Find every line below that contains the word "name" and copy it out.

[Figure content listings]
>> begin

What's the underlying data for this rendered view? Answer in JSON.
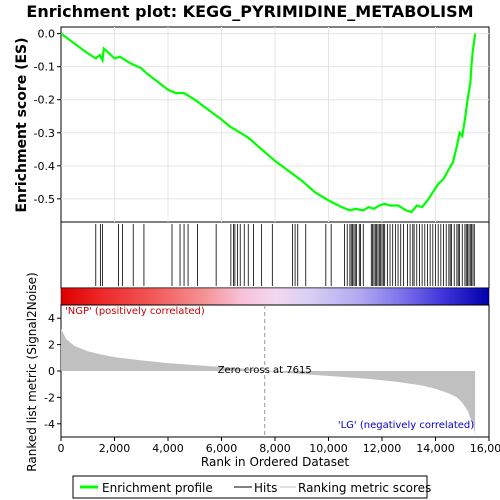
{
  "chart_data": {
    "type": "line",
    "title": "Enrichment plot: KEGG_PYRIMIDINE_METABOLISM",
    "panels": {
      "enrichment": {
        "ylabel": "Enrichment score (ES)",
        "ylim": [
          -0.57,
          0.02
        ],
        "yticks": [
          0.0,
          -0.1,
          -0.2,
          -0.3,
          -0.4,
          -0.5
        ],
        "ytick_labels": [
          "0.0",
          "-0.1",
          "-0.2",
          "-0.3",
          "-0.4",
          "-0.5"
        ],
        "series": [
          {
            "name": "Enrichment profile",
            "color": "#00ff00",
            "x": [
              0,
              500,
              1000,
              1300,
              1450,
              1550,
              1600,
              1800,
              2000,
              2200,
              2400,
              2600,
              3000,
              3200,
              3600,
              4000,
              4300,
              4600,
              5000,
              5500,
              6000,
              6300,
              6600,
              7000,
              7500,
              8000,
              8500,
              9000,
              9500,
              10000,
              10500,
              10800,
              11000,
              11300,
              11500,
              11700,
              11900,
              12100,
              12300,
              12600,
              12900,
              13100,
              13300,
              13500,
              13700,
              13900,
              14100,
              14300,
              14500,
              14650,
              14800,
              14900,
              15000,
              15100,
              15200,
              15300,
              15350,
              15400,
              15450,
              15480
            ],
            "y": [
              0.0,
              -0.03,
              -0.06,
              -0.075,
              -0.065,
              -0.08,
              -0.045,
              -0.06,
              -0.075,
              -0.07,
              -0.08,
              -0.09,
              -0.105,
              -0.12,
              -0.145,
              -0.17,
              -0.18,
              -0.18,
              -0.2,
              -0.23,
              -0.26,
              -0.28,
              -0.295,
              -0.315,
              -0.35,
              -0.385,
              -0.415,
              -0.445,
              -0.48,
              -0.505,
              -0.525,
              -0.535,
              -0.53,
              -0.535,
              -0.525,
              -0.53,
              -0.52,
              -0.515,
              -0.52,
              -0.52,
              -0.535,
              -0.54,
              -0.52,
              -0.525,
              -0.505,
              -0.48,
              -0.455,
              -0.44,
              -0.41,
              -0.39,
              -0.34,
              -0.3,
              -0.31,
              -0.26,
              -0.2,
              -0.15,
              -0.09,
              -0.05,
              -0.02,
              0.0
            ]
          }
        ]
      },
      "hits": {
        "label": "Hits",
        "positions": [
          1300,
          1480,
          1550,
          2150,
          2300,
          2700,
          3100,
          4150,
          4450,
          4600,
          4750,
          5100,
          5800,
          6350,
          6450,
          6500,
          6600,
          6700,
          6850,
          7000,
          7200,
          7500,
          7900,
          8650,
          8750,
          8850,
          9150,
          9900,
          10100,
          10600,
          10700,
          10800,
          10850,
          10900,
          10950,
          11000,
          11050,
          11150,
          11200,
          11300,
          11600,
          11650,
          11700,
          11750,
          11800,
          11850,
          11900,
          11950,
          12000,
          12050,
          12100,
          12200,
          12300,
          12400,
          12500,
          12600,
          12700,
          12800,
          12950,
          13050,
          13150,
          13200,
          13300,
          13400,
          13500,
          13600,
          13700,
          13800,
          13900,
          14000,
          14100,
          14200,
          14300,
          14400,
          14500,
          14550,
          14600,
          14700,
          14800,
          14850,
          14900,
          15000,
          15100,
          15150,
          15200,
          15250,
          15300,
          15350,
          15400,
          15450
        ]
      },
      "ranked_metric": {
        "ylabel": "Ranked list metric (Signal2Noise)",
        "ylim": [
          -5,
          5
        ],
        "yticks": [
          4,
          2,
          0,
          -2,
          -4
        ],
        "ytick_labels": [
          "4",
          "2",
          "0",
          "-2",
          "-4"
        ],
        "series": [
          {
            "name": "Ranking metric scores",
            "color": "#c0c0c0",
            "x": [
              0,
              200,
              500,
              1000,
              1500,
              2000,
              3000,
              4000,
              5000,
              6000,
              7000,
              7615,
              8500,
              9500,
              10500,
              11500,
              12500,
              13500,
              14000,
              14500,
              14800,
              15000,
              15200,
              15350,
              15450,
              15480
            ],
            "y": [
              3.2,
              2.4,
              1.9,
              1.5,
              1.25,
              1.05,
              0.8,
              0.6,
              0.45,
              0.3,
              0.15,
              0.0,
              -0.15,
              -0.3,
              -0.45,
              -0.6,
              -0.8,
              -1.1,
              -1.35,
              -1.7,
              -2.0,
              -2.4,
              -3.0,
              -3.8,
              -4.5,
              -4.8
            ]
          }
        ],
        "zero_cross_label": "Zero cross at 7615",
        "zero_cross": 7615,
        "pos_label": "'NGP' (positively correlated)",
        "neg_label": "'LG' (negatively correlated)"
      }
    },
    "xlabel": "Rank in Ordered Dataset",
    "xlim": [
      0,
      16000
    ],
    "xticks": [
      0,
      2000,
      4000,
      6000,
      8000,
      10000,
      12000,
      14000,
      16000
    ],
    "xtick_labels": [
      "0",
      "2,000",
      "4,000",
      "6,000",
      "8,000",
      "10,000",
      "12,000",
      "14,000",
      "16,000"
    ],
    "n_ranked": 15480,
    "legend": {
      "placement": "bottom",
      "entries": [
        {
          "label": "Enrichment profile",
          "color": "#00ff00"
        },
        {
          "label": "Hits",
          "color": "#000000"
        },
        {
          "label": "Ranking metric scores",
          "color": "#c0c0c0"
        }
      ]
    }
  }
}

>> end

* Task answer
            "name": "Enrichment profile",
            "name": "Ranking metric scores",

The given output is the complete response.